◆ **THE TASK**: Take each line containing the word "stars" and copy it.

┌─ DATA ROWS

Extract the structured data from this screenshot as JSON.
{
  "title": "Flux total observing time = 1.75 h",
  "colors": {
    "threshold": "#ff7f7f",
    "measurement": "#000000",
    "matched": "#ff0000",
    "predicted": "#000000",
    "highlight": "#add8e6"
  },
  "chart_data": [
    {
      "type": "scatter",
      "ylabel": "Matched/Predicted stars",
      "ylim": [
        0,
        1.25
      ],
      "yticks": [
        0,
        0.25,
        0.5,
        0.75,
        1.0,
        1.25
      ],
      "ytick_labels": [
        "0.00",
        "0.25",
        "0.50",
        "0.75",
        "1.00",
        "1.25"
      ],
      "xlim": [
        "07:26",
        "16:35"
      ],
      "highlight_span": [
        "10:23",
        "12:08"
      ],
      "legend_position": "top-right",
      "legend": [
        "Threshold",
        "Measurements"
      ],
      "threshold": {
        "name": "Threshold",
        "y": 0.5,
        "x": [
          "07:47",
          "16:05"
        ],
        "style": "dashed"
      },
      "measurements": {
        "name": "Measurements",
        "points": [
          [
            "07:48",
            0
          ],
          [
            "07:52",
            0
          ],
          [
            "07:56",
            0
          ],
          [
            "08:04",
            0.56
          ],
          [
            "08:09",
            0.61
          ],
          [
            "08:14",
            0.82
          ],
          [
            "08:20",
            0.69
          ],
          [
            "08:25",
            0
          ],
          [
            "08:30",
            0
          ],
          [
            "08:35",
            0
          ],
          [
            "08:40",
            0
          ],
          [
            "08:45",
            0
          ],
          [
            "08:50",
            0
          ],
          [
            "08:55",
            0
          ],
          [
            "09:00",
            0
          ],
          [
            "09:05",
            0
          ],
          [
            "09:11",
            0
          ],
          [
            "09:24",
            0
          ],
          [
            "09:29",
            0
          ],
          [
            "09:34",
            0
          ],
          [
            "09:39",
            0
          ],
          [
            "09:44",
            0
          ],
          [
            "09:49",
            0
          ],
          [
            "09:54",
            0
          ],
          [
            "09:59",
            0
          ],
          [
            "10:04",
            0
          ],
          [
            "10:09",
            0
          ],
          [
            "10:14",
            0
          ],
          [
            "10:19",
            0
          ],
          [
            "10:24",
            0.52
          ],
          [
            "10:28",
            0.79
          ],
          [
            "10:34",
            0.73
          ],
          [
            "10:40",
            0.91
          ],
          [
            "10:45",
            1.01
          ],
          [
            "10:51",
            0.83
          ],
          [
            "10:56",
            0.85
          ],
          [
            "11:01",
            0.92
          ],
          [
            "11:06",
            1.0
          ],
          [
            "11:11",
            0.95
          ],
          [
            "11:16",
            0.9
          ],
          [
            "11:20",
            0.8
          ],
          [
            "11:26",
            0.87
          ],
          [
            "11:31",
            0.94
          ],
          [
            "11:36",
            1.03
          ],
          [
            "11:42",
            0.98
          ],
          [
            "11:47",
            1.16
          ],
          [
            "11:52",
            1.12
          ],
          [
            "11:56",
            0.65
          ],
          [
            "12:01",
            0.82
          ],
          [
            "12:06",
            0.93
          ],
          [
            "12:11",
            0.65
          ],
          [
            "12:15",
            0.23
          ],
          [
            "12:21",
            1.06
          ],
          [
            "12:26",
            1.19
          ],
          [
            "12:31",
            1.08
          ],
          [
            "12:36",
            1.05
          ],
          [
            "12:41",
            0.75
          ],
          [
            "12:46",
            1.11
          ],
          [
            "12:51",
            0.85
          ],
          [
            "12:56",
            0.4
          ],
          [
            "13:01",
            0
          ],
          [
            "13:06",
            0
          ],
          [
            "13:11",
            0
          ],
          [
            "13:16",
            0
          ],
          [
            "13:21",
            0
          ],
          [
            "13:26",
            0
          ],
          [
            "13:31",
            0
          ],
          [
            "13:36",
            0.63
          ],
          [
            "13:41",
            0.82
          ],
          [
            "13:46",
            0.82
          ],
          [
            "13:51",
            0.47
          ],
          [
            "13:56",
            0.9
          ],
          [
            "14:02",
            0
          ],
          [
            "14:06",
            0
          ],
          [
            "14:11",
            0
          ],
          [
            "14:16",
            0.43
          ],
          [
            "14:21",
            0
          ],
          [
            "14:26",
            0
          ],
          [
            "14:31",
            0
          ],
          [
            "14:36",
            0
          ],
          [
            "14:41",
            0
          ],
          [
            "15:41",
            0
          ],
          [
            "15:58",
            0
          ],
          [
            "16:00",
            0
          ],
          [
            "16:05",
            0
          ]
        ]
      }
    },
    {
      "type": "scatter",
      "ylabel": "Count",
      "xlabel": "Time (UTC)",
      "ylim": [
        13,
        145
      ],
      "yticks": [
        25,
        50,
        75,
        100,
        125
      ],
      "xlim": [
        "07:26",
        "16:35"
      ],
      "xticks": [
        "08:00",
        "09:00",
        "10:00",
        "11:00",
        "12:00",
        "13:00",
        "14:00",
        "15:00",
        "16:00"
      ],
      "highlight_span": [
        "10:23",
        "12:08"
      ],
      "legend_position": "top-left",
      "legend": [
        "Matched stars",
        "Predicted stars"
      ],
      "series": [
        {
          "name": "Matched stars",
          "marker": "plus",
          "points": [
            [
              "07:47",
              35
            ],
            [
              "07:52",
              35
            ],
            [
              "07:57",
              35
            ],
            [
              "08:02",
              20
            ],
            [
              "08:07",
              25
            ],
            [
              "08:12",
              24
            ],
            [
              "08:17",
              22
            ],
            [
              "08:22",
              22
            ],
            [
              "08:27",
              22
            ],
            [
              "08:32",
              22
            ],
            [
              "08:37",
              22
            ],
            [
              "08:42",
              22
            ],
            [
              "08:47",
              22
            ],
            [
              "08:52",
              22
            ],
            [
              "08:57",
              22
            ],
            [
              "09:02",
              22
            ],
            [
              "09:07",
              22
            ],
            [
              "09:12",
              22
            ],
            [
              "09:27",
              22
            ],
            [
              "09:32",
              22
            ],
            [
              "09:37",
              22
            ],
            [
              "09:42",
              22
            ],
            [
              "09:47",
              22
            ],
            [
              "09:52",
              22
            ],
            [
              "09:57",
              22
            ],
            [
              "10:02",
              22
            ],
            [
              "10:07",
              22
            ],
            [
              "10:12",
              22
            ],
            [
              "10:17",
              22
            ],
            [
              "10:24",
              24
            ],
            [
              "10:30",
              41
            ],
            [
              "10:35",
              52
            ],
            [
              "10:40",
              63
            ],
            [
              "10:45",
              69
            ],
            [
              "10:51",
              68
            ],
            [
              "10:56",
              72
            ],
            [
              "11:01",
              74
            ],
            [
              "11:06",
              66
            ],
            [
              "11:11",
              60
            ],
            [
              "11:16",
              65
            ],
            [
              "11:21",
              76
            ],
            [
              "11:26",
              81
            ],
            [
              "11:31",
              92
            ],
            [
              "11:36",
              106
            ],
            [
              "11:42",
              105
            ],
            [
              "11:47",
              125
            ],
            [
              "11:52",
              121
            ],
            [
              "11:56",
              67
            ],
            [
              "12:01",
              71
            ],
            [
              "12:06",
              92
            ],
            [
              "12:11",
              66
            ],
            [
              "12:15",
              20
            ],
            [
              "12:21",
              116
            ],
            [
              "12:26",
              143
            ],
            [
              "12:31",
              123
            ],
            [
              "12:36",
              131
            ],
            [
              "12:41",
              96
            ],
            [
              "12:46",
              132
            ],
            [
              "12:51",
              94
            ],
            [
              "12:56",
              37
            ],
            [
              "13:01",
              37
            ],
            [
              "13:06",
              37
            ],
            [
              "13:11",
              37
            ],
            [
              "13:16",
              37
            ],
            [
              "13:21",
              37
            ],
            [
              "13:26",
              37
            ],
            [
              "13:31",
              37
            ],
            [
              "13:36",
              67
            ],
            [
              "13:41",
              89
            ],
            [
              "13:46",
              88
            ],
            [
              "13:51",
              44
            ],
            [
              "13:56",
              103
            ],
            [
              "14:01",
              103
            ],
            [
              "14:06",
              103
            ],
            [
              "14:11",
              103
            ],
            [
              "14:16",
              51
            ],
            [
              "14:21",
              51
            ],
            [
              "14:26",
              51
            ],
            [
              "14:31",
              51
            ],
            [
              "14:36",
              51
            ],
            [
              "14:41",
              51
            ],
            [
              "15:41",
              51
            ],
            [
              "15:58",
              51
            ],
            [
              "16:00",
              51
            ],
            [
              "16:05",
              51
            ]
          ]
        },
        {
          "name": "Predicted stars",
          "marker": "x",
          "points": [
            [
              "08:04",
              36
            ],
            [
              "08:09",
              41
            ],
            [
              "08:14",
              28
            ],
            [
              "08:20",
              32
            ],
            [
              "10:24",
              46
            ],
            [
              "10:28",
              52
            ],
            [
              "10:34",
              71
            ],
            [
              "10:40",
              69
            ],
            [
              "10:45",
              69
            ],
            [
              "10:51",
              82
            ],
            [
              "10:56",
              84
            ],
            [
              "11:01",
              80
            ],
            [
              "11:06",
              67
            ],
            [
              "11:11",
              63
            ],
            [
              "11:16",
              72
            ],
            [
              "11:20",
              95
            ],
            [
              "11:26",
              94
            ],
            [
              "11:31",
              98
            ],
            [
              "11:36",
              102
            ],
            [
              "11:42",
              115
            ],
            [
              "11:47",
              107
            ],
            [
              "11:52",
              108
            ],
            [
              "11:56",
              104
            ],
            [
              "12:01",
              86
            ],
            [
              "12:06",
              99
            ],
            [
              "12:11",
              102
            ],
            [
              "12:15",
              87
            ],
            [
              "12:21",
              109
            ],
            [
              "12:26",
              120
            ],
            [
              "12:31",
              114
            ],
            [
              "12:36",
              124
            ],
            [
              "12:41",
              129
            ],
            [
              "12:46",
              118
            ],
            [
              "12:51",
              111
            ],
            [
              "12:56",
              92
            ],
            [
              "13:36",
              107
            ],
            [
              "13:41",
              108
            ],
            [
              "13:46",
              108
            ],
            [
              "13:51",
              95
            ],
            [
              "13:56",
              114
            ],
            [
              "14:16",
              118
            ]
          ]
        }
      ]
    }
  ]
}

└─

◆ **EXERCISE ANSWER**:
      "ylabel": "Matched/Predicted stars",
        "Matched stars",
        "Predicted stars"
          "name": "Matched stars",
          "name": "Predicted stars",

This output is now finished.